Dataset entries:
--*--
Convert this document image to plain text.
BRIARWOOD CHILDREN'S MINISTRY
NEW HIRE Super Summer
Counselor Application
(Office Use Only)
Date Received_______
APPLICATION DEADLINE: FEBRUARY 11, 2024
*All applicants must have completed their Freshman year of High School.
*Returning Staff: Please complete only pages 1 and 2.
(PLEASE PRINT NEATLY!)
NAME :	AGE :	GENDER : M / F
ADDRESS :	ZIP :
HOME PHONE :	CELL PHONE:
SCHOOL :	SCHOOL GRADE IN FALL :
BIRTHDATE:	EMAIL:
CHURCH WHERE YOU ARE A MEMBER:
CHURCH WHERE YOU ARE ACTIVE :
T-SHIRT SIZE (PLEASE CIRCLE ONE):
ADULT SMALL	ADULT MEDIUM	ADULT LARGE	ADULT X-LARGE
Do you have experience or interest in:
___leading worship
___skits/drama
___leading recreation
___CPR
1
--*--
→ WRITTEN PROBLEM
Select the lines from the entries that include the word "have".

→ EXERCISE RESULT
*All applicants must have completed their Freshman year of High School.
Do you have experience or interest in:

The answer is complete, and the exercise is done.